• [Excerpted data]:
>> Start

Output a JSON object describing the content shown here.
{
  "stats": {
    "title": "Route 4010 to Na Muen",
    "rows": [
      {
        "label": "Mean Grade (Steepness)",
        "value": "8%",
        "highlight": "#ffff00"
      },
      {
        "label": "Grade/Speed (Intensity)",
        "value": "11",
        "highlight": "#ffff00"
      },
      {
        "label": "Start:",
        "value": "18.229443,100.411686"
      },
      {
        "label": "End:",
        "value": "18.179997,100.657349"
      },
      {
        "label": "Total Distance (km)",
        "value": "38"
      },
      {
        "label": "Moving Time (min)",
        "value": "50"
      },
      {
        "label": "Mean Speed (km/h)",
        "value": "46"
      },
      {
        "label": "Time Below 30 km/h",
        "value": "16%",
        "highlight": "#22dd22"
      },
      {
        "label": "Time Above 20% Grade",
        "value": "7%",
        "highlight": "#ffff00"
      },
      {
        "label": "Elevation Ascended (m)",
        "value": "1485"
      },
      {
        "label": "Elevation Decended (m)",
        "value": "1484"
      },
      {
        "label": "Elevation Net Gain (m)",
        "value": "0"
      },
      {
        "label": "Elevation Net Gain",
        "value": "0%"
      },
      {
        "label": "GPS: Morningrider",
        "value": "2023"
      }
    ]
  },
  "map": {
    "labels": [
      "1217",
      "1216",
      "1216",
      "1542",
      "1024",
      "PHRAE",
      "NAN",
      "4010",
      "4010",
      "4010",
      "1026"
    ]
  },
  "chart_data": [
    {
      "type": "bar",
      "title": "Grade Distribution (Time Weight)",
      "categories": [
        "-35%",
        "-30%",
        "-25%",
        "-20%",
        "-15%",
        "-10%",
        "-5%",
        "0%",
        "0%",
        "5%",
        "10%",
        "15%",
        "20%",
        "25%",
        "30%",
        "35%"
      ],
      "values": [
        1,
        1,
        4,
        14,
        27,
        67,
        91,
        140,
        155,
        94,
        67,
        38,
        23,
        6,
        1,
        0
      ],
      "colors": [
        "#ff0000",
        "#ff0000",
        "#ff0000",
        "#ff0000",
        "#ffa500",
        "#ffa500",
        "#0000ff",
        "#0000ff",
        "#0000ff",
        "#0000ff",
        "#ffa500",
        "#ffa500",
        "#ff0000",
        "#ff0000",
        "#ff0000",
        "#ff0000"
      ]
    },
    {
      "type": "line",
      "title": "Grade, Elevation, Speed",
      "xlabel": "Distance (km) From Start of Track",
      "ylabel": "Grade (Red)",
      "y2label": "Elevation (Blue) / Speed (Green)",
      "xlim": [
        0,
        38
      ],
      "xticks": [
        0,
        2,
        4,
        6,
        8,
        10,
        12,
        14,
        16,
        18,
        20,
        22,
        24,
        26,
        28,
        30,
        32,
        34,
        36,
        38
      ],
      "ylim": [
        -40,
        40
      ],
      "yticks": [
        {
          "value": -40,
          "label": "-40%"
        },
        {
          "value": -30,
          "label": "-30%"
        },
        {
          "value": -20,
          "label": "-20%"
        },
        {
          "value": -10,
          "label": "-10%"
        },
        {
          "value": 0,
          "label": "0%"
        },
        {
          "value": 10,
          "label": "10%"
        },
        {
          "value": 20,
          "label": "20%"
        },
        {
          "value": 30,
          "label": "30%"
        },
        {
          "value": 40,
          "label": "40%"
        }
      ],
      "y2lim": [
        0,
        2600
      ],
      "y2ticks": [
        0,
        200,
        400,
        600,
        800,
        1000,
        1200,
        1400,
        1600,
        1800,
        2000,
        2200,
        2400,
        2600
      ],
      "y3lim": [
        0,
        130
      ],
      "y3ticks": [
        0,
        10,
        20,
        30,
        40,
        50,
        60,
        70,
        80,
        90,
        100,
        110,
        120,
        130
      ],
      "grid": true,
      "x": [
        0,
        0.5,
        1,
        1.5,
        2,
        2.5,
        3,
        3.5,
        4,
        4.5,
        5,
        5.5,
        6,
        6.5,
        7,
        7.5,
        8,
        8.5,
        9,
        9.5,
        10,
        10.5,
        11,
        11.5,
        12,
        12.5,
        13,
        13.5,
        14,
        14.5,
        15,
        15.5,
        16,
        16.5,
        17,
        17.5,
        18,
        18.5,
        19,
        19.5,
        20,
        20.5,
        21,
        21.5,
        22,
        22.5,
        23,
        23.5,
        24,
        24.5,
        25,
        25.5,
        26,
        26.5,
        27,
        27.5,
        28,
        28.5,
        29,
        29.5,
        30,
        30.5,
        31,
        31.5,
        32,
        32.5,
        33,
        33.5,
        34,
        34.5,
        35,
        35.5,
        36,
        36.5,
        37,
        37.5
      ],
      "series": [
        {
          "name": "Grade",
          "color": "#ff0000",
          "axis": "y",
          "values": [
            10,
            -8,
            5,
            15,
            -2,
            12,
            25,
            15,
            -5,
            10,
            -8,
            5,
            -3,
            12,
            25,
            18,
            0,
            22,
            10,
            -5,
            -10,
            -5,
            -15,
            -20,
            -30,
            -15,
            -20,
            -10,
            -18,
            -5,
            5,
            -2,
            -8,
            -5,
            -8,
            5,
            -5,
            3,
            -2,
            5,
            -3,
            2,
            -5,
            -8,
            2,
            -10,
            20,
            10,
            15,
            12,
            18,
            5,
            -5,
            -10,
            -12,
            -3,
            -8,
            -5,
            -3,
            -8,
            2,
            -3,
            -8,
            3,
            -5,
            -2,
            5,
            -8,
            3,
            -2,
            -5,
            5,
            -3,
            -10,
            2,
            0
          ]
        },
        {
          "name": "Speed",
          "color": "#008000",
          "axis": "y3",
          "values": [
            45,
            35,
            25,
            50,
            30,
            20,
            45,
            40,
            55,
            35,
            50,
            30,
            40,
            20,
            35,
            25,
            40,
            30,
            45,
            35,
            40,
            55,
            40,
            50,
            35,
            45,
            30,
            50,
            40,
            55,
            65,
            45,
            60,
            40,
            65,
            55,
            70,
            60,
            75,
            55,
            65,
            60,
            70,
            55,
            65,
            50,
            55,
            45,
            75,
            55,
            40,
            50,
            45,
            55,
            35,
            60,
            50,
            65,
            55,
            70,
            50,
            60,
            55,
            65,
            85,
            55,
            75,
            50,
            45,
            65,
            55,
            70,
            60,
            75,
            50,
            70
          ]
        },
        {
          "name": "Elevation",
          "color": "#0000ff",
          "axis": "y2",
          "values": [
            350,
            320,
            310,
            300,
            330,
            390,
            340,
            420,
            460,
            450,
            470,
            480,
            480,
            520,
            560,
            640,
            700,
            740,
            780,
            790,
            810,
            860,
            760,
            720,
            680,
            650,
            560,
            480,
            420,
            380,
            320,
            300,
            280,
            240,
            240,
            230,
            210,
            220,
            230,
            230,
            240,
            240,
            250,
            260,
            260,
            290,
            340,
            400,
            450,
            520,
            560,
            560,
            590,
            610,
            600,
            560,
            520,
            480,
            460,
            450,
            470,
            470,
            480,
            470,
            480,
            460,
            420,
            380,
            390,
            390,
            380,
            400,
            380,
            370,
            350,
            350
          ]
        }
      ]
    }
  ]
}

>> End

• [Do this]: Your task is to output the full set of records exactly as presented.

• [Expected output]:
Output a JSON object describing the content shown here.
{
  "stats": {
    "title": "Route 4010 to Na Muen",
    "rows": [
      {
        "label": "Mean Grade (Steepness)",
        "value": "8%",
        "highlight": "#ffff00"
      },
      {
        "label": "Grade/Speed (Intensity)",
        "value": "11",
        "highlight": "#ffff00"
      },
      {
        "label": "Start:",
        "value": "18.229443,100.411686"
      },
      {
        "label": "End:",
        "value": "18.179997,100.657349"
      },
      {
        "label": "Total Distance (km)",
        "value": "38"
      },
      {
        "label": "Moving Time (min)",
        "value": "50"
      },
      {
        "label": "Mean Speed (km/h)",
        "value": "46"
      },
      {
        "label": "Time Below 30 km/h",
        "value": "16%",
        "highlight": "#22dd22"
      },
      {
        "label": "Time Above 20% Grade",
        "value": "7%",
        "highlight": "#ffff00"
      },
      {
        "label": "Elevation Ascended (m)",
        "value": "1485"
      },
      {
        "label": "Elevation Decended (m)",
        "value": "1484"
      },
      {
        "label": "Elevation Net Gain (m)",
        "value": "0"
      },
      {
        "label": "Elevation Net Gain",
        "value": "0%"
      },
      {
        "label": "GPS: Morningrider",
        "value": "2023"
      }
    ]
  },
  "map": {
    "labels": [
      "1217",
      "1216",
      "1216",
      "1542",
      "1024",
      "PHRAE",
      "NAN",
      "4010",
      "4010",
      "4010",
      "1026"
    ]
  },
  "chart_data": [
    {
      "type": "bar",
      "title": "Grade Distribution (Time Weight)",
      "categories": [
        "-35%",
        "-30%",
        "-25%",
        "-20%",
        "-15%",
        "-10%",
        "-5%",
        "0%",
        "0%",
        "5%",
        "10%",
        "15%",
        "20%",
        "25%",
        "30%",
        "35%"
      ],
      "values": [
        1,
        1,
        4,
        14,
        27,
        67,
        91,
        140,
        155,
        94,
        67,
        38,
        23,
        6,
        1,
        0
      ],
      "colors": [
        "#ff0000",
        "#ff0000",
        "#ff0000",
        "#ff0000",
        "#ffa500",
        "#ffa500",
        "#0000ff",
        "#0000ff",
        "#0000ff",
        "#0000ff",
        "#ffa500",
        "#ffa500",
        "#ff0000",
        "#ff0000",
        "#ff0000",
        "#ff0000"
      ]
    },
    {
      "type": "line",
      "title": "Grade, Elevation, Speed",
      "xlabel": "Distance (km) From Start of Track",
      "ylabel": "Grade (Red)",
      "y2label": "Elevation (Blue) / Speed (Green)",
      "xlim": [
        0,
        38
      ],
      "xticks": [
        0,
        2,
        4,
        6,
        8,
        10,
        12,
        14,
        16,
        18,
        20,
        22,
        24,
        26,
        28,
        30,
        32,
        34,
        36,
        38
      ],
      "ylim": [
        -40,
        40
      ],
      "yticks": [
        {
          "value": -40,
          "label": "-40%"
        },
        {
          "value": -30,
          "label": "-30%"
        },
        {
          "value": -20,
          "label": "-20%"
        },
        {
          "value": -10,
          "label": "-10%"
        },
        {
          "value": 0,
          "label": "0%"
        },
        {
          "value": 10,
          "label": "10%"
        },
        {
          "value": 20,
          "label": "20%"
        },
        {
          "value": 30,
          "label": "30%"
        },
        {
          "value": 40,
          "label": "40%"
        }
      ],
      "y2lim": [
        0,
        2600
      ],
      "y2ticks": [
        0,
        200,
        400,
        600,
        800,
        1000,
        1200,
        1400,
        1600,
        1800,
        2000,
        2200,
        2400,
        2600
      ],
      "y3lim": [
        0,
        130
      ],
      "y3ticks": [
        0,
        10,
        20,
        30,
        40,
        50,
        60,
        70,
        80,
        90,
        100,
        110,
        120,
        130
      ],
      "grid": true,
      "x": [
        0,
        0.5,
        1,
        1.5,
        2,
        2.5,
        3,
        3.5,
        4,
        4.5,
        5,
        5.5,
        6,
        6.5,
        7,
        7.5,
        8,
        8.5,
        9,
        9.5,
        10,
        10.5,
        11,
        11.5,
        12,
        12.5,
        13,
        13.5,
        14,
        14.5,
        15,
        15.5,
        16,
        16.5,
        17,
        17.5,
        18,
        18.5,
        19,
        19.5,
        20,
        20.5,
        21,
        21.5,
        22,
        22.5,
        23,
        23.5,
        24,
        24.5,
        25,
        25.5,
        26,
        26.5,
        27,
        27.5,
        28,
        28.5,
        29,
        29.5,
        30,
        30.5,
        31,
        31.5,
        32,
        32.5,
        33,
        33.5,
        34,
        34.5,
        35,
        35.5,
        36,
        36.5,
        37,
        37.5
      ],
      "series": [
        {
          "name": "Grade",
          "color": "#ff0000",
          "axis": "y",
          "values": [
            10,
            -8,
            5,
            15,
            -2,
            12,
            25,
            15,
            -5,
            10,
            -8,
            5,
            -3,
            12,
            25,
            18,
            0,
            22,
            10,
            -5,
            -10,
            -5,
            -15,
            -20,
            -30,
            -15,
            -20,
            -10,
            -18,
            -5,
            5,
            -2,
            -8,
            -5,
            -8,
            5,
            -5,
            3,
            -2,
            5,
            -3,
            2,
            -5,
            -8,
            2,
            -10,
            20,
            10,
            15,
            12,
            18,
            5,
            -5,
            -10,
            -12,
            -3,
            -8,
            -5,
            -3,
            -8,
            2,
            -3,
            -8,
            3,
            -5,
            -2,
            5,
            -8,
            3,
            -2,
            -5,
            5,
            -3,
            -10,
            2,
            0
          ]
        },
        {
          "name": "Speed",
          "color": "#008000",
          "axis": "y3",
          "values": [
            45,
            35,
            25,
            50,
            30,
            20,
            45,
            40,
            55,
            35,
            50,
            30,
            40,
            20,
            35,
            25,
            40,
            30,
            45,
            35,
            40,
            55,
            40,
            50,
            35,
            45,
            30,
            50,
            40,
            55,
            65,
            45,
            60,
            40,
            65,
            55,
            70,
            60,
            75,
            55,
            65,
            60,
            70,
            55,
            65,
            50,
            55,
            45,
            75,
            55,
            40,
            50,
            45,
            55,
            35,
            60,
            50,
            65,
            55,
            70,
            50,
            60,
            55,
            65,
            85,
            55,
            75,
            50,
            45,
            65,
            55,
            70,
            60,
            75,
            50,
            70
          ]
        },
        {
          "name": "Elevation",
          "color": "#0000ff",
          "axis": "y2",
          "values": [
            350,
            320,
            310,
            300,
            330,
            390,
            340,
            420,
            460,
            450,
            470,
            480,
            480,
            520,
            560,
            640,
            700,
            740,
            780,
            790,
            810,
            860,
            760,
            720,
            680,
            650,
            560,
            480,
            420,
            380,
            320,
            300,
            280,
            240,
            240,
            230,
            210,
            220,
            230,
            230,
            240,
            240,
            250,
            260,
            260,
            290,
            340,
            400,
            450,
            520,
            560,
            560,
            590,
            610,
            600,
            560,
            520,
            480,
            460,
            450,
            470,
            470,
            480,
            470,
            480,
            460,
            420,
            380,
            390,
            390,
            380,
            400,
            380,
            370,
            350,
            350
          ]
        }
      ]
    }
  ]
}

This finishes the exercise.